◆ To be done: List every line below containing "label".

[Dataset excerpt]
# # # #

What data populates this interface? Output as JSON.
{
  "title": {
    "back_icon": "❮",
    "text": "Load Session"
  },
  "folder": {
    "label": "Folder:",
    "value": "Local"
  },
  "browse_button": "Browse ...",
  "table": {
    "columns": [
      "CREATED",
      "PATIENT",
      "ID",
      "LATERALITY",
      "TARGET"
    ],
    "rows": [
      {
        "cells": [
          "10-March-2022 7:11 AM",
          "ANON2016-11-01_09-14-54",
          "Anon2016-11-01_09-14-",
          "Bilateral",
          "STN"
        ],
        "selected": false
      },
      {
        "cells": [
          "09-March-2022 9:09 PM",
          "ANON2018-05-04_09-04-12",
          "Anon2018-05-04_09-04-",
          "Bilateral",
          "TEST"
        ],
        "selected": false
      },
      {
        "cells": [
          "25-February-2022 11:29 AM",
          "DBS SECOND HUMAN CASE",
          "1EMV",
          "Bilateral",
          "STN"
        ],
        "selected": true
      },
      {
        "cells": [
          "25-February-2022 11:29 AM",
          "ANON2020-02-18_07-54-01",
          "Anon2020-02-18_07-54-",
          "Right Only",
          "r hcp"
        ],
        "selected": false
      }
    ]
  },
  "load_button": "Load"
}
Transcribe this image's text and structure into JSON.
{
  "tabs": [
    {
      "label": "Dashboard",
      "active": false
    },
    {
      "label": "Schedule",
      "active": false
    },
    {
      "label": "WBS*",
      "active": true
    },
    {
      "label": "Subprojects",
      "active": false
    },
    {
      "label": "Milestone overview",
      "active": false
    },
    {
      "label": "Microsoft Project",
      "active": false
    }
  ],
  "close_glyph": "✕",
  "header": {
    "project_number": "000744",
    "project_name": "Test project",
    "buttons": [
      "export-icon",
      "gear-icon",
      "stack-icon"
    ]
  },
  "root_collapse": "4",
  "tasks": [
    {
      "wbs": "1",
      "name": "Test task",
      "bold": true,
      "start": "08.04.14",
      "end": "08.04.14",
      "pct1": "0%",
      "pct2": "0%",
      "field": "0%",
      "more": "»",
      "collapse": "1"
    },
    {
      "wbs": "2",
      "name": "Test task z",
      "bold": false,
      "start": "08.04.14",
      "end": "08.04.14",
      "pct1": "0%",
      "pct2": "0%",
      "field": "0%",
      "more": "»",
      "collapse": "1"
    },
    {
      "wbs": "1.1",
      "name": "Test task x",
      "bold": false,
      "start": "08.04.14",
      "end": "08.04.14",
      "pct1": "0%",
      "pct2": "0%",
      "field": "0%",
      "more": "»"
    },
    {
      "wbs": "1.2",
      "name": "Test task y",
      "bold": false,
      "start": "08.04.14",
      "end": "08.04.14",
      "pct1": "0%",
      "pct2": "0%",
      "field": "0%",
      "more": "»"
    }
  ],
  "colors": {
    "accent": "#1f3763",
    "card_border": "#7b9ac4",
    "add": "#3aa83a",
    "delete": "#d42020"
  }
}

# # # #

◆ Answer to the problem:
    "label": "Folder:",
      "label": "Dashboard",
      "label": "Schedule",
      "label": "WBS*",
      "label": "Subprojects",
      "label": "Milestone overview",
      "label": "Microsoft Project",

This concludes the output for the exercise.